### RECORDS SUPPLIED

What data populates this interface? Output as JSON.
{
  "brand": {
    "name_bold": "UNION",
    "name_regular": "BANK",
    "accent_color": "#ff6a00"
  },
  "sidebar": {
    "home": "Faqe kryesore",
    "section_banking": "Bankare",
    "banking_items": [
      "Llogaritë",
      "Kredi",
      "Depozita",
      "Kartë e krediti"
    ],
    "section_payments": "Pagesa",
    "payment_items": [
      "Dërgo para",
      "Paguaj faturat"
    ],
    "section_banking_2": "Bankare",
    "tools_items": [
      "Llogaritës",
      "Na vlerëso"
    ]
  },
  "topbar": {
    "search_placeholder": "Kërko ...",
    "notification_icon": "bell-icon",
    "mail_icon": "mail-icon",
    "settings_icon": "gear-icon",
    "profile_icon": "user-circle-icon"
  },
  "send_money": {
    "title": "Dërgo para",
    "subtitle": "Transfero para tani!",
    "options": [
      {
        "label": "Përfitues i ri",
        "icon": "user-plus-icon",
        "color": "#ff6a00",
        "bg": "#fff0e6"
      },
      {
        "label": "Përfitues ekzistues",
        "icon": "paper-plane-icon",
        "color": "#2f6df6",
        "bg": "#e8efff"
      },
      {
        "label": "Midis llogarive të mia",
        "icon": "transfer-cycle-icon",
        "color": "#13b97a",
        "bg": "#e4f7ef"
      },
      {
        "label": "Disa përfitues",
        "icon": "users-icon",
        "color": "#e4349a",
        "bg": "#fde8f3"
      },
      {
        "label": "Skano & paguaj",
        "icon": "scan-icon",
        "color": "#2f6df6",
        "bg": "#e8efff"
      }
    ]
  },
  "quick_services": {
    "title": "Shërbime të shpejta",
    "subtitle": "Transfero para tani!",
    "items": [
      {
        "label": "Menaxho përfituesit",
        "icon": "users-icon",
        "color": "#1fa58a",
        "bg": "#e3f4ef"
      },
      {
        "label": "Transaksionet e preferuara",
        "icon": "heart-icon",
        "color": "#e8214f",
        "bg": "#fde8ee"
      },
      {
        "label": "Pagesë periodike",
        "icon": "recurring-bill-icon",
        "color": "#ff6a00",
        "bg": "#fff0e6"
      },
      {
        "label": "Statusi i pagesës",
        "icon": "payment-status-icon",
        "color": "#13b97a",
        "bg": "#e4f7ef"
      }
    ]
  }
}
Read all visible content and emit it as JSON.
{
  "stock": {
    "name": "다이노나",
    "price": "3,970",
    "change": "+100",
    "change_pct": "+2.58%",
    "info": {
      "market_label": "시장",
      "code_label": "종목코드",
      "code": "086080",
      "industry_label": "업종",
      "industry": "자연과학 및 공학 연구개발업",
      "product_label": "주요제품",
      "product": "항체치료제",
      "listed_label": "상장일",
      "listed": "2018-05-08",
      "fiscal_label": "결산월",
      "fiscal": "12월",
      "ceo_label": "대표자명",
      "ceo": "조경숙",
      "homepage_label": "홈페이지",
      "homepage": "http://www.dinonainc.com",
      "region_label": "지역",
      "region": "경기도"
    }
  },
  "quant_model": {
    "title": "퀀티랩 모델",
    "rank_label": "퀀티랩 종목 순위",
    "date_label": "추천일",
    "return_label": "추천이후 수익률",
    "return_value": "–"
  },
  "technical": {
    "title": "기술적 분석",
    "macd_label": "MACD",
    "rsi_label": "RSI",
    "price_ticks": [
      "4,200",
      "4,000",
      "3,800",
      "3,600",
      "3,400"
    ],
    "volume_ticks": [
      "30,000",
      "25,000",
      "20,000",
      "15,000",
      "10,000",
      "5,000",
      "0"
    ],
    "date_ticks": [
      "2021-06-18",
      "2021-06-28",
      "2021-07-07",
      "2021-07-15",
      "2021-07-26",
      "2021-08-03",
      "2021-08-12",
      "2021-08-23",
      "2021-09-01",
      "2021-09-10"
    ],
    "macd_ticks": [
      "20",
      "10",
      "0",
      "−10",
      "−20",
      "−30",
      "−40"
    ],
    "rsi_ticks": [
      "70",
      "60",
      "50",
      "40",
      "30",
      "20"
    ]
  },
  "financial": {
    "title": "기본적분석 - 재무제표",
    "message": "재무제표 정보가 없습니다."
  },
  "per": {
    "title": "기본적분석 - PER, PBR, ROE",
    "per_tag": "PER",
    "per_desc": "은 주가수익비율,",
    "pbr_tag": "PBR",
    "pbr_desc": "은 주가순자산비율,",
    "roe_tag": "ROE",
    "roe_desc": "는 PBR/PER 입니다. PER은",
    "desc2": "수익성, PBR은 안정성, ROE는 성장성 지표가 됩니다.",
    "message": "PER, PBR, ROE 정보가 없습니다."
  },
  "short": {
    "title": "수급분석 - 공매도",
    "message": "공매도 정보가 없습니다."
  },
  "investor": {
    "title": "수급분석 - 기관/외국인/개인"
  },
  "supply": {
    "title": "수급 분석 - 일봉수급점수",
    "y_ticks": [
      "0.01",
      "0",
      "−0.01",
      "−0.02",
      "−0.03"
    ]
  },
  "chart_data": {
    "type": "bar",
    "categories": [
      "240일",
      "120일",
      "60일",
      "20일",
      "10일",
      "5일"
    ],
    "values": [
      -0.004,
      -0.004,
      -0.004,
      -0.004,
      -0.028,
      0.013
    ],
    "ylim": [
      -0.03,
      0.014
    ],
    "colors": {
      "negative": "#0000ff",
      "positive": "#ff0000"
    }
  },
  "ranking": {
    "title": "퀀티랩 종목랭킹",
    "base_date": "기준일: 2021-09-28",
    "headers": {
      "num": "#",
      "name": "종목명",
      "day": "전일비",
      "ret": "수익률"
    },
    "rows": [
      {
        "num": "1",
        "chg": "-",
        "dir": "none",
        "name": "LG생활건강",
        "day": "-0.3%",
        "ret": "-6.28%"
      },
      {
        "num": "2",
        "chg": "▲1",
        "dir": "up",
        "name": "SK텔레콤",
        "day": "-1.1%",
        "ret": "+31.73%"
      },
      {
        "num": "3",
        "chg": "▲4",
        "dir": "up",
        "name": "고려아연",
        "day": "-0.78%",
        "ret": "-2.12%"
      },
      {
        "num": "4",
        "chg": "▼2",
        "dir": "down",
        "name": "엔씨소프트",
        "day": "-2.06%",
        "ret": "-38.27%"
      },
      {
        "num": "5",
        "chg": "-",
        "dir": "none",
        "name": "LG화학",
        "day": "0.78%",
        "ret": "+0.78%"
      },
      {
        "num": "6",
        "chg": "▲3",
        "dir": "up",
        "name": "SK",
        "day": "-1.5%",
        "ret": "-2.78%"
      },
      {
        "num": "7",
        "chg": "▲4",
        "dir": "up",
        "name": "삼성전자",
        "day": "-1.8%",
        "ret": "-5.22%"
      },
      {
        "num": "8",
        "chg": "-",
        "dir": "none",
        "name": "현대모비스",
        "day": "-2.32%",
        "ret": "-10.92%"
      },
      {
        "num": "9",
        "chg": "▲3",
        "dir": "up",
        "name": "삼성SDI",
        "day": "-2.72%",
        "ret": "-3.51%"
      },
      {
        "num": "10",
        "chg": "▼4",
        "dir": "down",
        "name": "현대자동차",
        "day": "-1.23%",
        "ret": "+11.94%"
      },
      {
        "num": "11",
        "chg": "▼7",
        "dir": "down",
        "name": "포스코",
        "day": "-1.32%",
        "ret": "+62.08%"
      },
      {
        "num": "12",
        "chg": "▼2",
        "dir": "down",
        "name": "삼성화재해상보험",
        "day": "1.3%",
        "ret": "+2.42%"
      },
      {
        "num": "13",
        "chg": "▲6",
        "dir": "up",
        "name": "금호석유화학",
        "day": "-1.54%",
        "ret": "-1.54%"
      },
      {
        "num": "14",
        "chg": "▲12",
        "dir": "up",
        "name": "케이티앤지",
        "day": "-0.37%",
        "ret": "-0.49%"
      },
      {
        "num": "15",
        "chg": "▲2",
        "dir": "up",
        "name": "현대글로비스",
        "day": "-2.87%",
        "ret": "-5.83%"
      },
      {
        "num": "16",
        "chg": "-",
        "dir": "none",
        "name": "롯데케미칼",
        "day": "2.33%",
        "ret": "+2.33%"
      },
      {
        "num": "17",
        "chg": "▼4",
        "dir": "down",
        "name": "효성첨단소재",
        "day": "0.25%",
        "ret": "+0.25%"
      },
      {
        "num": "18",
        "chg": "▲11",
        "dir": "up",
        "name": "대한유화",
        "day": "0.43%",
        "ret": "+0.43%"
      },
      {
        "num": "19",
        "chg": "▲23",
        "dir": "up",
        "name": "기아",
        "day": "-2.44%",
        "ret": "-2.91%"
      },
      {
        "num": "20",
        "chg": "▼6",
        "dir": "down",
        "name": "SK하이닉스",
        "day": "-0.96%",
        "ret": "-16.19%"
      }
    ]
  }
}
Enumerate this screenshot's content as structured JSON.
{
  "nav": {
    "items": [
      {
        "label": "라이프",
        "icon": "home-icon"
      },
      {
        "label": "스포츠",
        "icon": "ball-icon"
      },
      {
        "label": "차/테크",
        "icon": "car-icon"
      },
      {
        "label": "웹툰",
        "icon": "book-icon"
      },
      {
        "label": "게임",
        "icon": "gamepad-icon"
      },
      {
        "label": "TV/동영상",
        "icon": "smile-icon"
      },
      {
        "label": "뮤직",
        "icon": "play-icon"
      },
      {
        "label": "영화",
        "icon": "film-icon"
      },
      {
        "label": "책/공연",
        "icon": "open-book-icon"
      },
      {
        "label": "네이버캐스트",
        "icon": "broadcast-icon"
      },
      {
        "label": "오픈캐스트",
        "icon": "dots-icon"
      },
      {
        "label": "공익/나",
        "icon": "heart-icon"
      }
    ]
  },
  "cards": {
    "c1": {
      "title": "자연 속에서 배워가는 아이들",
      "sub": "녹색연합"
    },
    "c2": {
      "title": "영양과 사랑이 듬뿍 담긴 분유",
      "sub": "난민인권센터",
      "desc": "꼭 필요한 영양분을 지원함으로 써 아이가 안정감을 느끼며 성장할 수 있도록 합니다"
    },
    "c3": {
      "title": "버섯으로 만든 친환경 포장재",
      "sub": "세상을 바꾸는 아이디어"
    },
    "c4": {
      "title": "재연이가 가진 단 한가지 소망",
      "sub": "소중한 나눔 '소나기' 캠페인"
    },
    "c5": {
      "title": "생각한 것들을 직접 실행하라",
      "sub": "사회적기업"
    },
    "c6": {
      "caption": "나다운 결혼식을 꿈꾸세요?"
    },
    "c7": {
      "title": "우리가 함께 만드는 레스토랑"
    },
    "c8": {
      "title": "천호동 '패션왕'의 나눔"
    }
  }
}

######

_INSTRUCTIONS TO FOLLOW_
Report the number of lines in the entries above that include the string "message". Give nothing but the number.

_TASK ANSWER_
3